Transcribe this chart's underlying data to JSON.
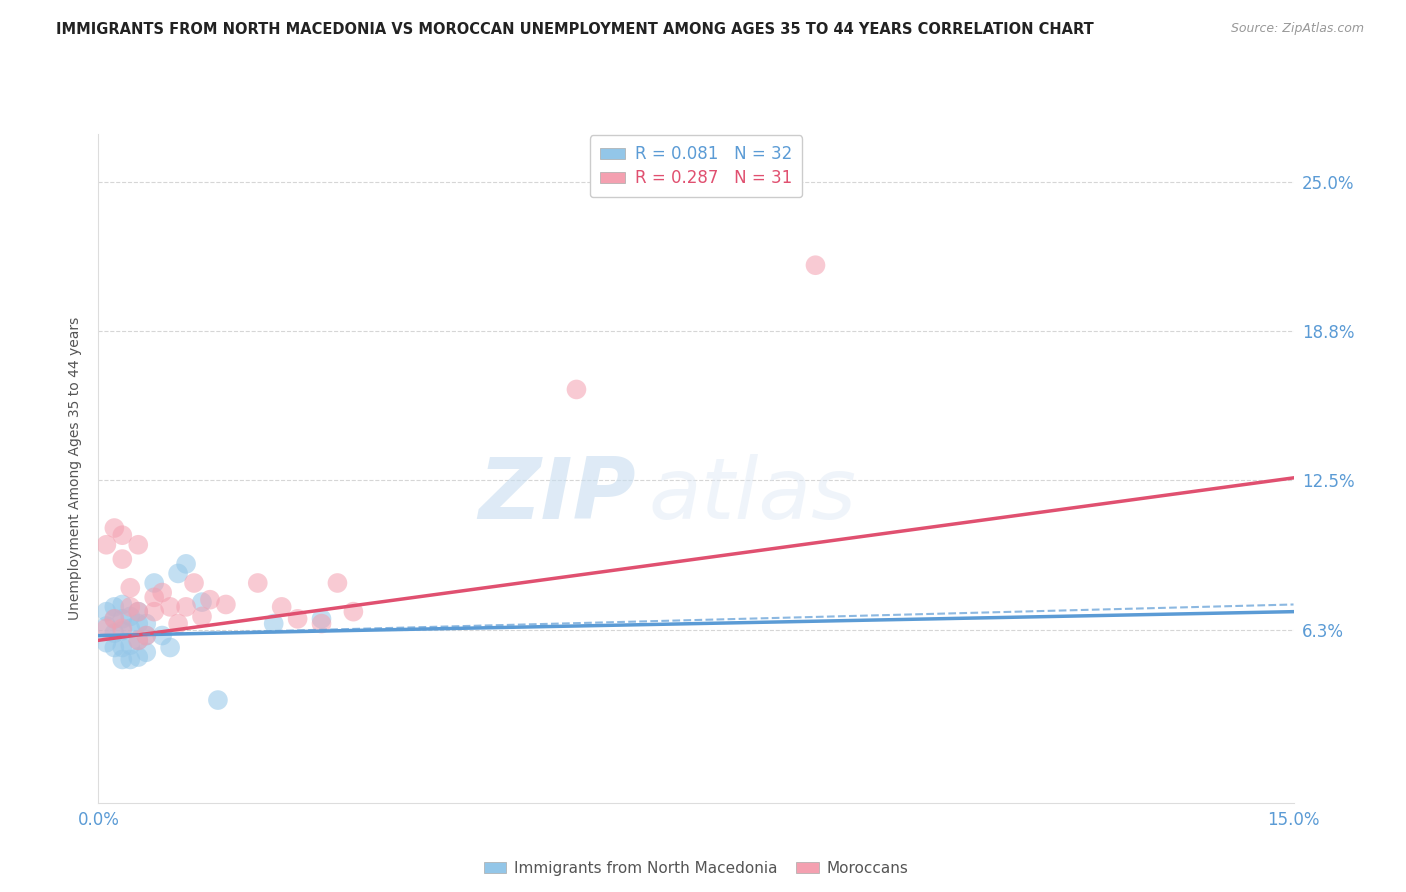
{
  "title": "IMMIGRANTS FROM NORTH MACEDONIA VS MOROCCAN UNEMPLOYMENT AMONG AGES 35 TO 44 YEARS CORRELATION CHART",
  "source": "Source: ZipAtlas.com",
  "ylabel": "Unemployment Among Ages 35 to 44 years",
  "xlim": [
    0.0,
    0.15
  ],
  "ylim": [
    -0.01,
    0.27
  ],
  "yticks": [
    0.0,
    0.0625,
    0.125,
    0.1875,
    0.25
  ],
  "ytick_labels": [
    "",
    "6.3%",
    "12.5%",
    "18.8%",
    "25.0%"
  ],
  "xticks": [
    0.0,
    0.025,
    0.05,
    0.075,
    0.1,
    0.125,
    0.15
  ],
  "xtick_labels": [
    "0.0%",
    "",
    "",
    "",
    "",
    "",
    "15.0%"
  ],
  "legend_r1": "R = 0.081",
  "legend_n1": "N = 32",
  "legend_r2": "R = 0.287",
  "legend_n2": "N = 31",
  "color_blue": "#93c6e8",
  "color_pink": "#f4a0b0",
  "color_text_blue": "#5b9bd5",
  "color_text_pink": "#e05070",
  "watermark_zip": "ZIP",
  "watermark_atlas": "atlas",
  "blue_scatter_x": [
    0.001,
    0.001,
    0.001,
    0.002,
    0.002,
    0.002,
    0.002,
    0.003,
    0.003,
    0.003,
    0.003,
    0.003,
    0.004,
    0.004,
    0.004,
    0.004,
    0.005,
    0.005,
    0.005,
    0.005,
    0.006,
    0.006,
    0.006,
    0.007,
    0.008,
    0.009,
    0.01,
    0.011,
    0.013,
    0.015,
    0.022,
    0.028
  ],
  "blue_scatter_y": [
    0.057,
    0.064,
    0.07,
    0.055,
    0.061,
    0.067,
    0.072,
    0.05,
    0.055,
    0.062,
    0.067,
    0.073,
    0.05,
    0.056,
    0.063,
    0.068,
    0.051,
    0.058,
    0.065,
    0.07,
    0.053,
    0.06,
    0.065,
    0.082,
    0.06,
    0.055,
    0.086,
    0.09,
    0.074,
    0.033,
    0.065,
    0.067
  ],
  "pink_scatter_x": [
    0.001,
    0.001,
    0.002,
    0.002,
    0.003,
    0.003,
    0.003,
    0.004,
    0.004,
    0.005,
    0.005,
    0.005,
    0.006,
    0.007,
    0.007,
    0.008,
    0.009,
    0.01,
    0.011,
    0.012,
    0.013,
    0.014,
    0.016,
    0.02,
    0.023,
    0.025,
    0.028,
    0.03,
    0.032,
    0.06,
    0.09
  ],
  "pink_scatter_y": [
    0.063,
    0.098,
    0.067,
    0.105,
    0.063,
    0.092,
    0.102,
    0.072,
    0.08,
    0.058,
    0.07,
    0.098,
    0.06,
    0.07,
    0.076,
    0.078,
    0.072,
    0.065,
    0.072,
    0.082,
    0.068,
    0.075,
    0.073,
    0.082,
    0.072,
    0.067,
    0.065,
    0.082,
    0.07,
    0.163,
    0.215
  ],
  "blue_trend_x": [
    0.0,
    0.15
  ],
  "blue_trend_y": [
    0.06,
    0.07
  ],
  "pink_trend_x": [
    0.0,
    0.15
  ],
  "pink_trend_y": [
    0.058,
    0.126
  ],
  "dashed_trend_x": [
    0.0,
    0.15
  ],
  "dashed_trend_y": [
    0.06,
    0.073
  ],
  "bg_color": "#ffffff",
  "grid_color": "#cccccc"
}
====================
Reproduce every line above as written, skipping pictures.

Transcribe this chart's underlying data to JSON.
{
  "title": "IMMIGRANTS FROM NORTH MACEDONIA VS MOROCCAN UNEMPLOYMENT AMONG AGES 35 TO 44 YEARS CORRELATION CHART",
  "source": "Source: ZipAtlas.com",
  "ylabel": "Unemployment Among Ages 35 to 44 years",
  "xlim": [
    0.0,
    0.15
  ],
  "ylim": [
    -0.01,
    0.27
  ],
  "yticks": [
    0.0,
    0.0625,
    0.125,
    0.1875,
    0.25
  ],
  "ytick_labels": [
    "",
    "6.3%",
    "12.5%",
    "18.8%",
    "25.0%"
  ],
  "xticks": [
    0.0,
    0.025,
    0.05,
    0.075,
    0.1,
    0.125,
    0.15
  ],
  "xtick_labels": [
    "0.0%",
    "",
    "",
    "",
    "",
    "",
    "15.0%"
  ],
  "legend_r1": "R = 0.081",
  "legend_n1": "N = 32",
  "legend_r2": "R = 0.287",
  "legend_n2": "N = 31",
  "color_blue": "#93c6e8",
  "color_pink": "#f4a0b0",
  "color_text_blue": "#5b9bd5",
  "color_text_pink": "#e05070",
  "watermark_zip": "ZIP",
  "watermark_atlas": "atlas",
  "blue_scatter_x": [
    0.001,
    0.001,
    0.001,
    0.002,
    0.002,
    0.002,
    0.002,
    0.003,
    0.003,
    0.003,
    0.003,
    0.003,
    0.004,
    0.004,
    0.004,
    0.004,
    0.005,
    0.005,
    0.005,
    0.005,
    0.006,
    0.006,
    0.006,
    0.007,
    0.008,
    0.009,
    0.01,
    0.011,
    0.013,
    0.015,
    0.022,
    0.028
  ],
  "blue_scatter_y": [
    0.057,
    0.064,
    0.07,
    0.055,
    0.061,
    0.067,
    0.072,
    0.05,
    0.055,
    0.062,
    0.067,
    0.073,
    0.05,
    0.056,
    0.063,
    0.068,
    0.051,
    0.058,
    0.065,
    0.07,
    0.053,
    0.06,
    0.065,
    0.082,
    0.06,
    0.055,
    0.086,
    0.09,
    0.074,
    0.033,
    0.065,
    0.067
  ],
  "pink_scatter_x": [
    0.001,
    0.001,
    0.002,
    0.002,
    0.003,
    0.003,
    0.003,
    0.004,
    0.004,
    0.005,
    0.005,
    0.005,
    0.006,
    0.007,
    0.007,
    0.008,
    0.009,
    0.01,
    0.011,
    0.012,
    0.013,
    0.014,
    0.016,
    0.02,
    0.023,
    0.025,
    0.028,
    0.03,
    0.032,
    0.06,
    0.09
  ],
  "pink_scatter_y": [
    0.063,
    0.098,
    0.067,
    0.105,
    0.063,
    0.092,
    0.102,
    0.072,
    0.08,
    0.058,
    0.07,
    0.098,
    0.06,
    0.07,
    0.076,
    0.078,
    0.072,
    0.065,
    0.072,
    0.082,
    0.068,
    0.075,
    0.073,
    0.082,
    0.072,
    0.067,
    0.065,
    0.082,
    0.07,
    0.163,
    0.215
  ],
  "blue_trend_x": [
    0.0,
    0.15
  ],
  "blue_trend_y": [
    0.06,
    0.07
  ],
  "pink_trend_x": [
    0.0,
    0.15
  ],
  "pink_trend_y": [
    0.058,
    0.126
  ],
  "dashed_trend_x": [
    0.0,
    0.15
  ],
  "dashed_trend_y": [
    0.06,
    0.073
  ],
  "bg_color": "#ffffff",
  "grid_color": "#cccccc"
}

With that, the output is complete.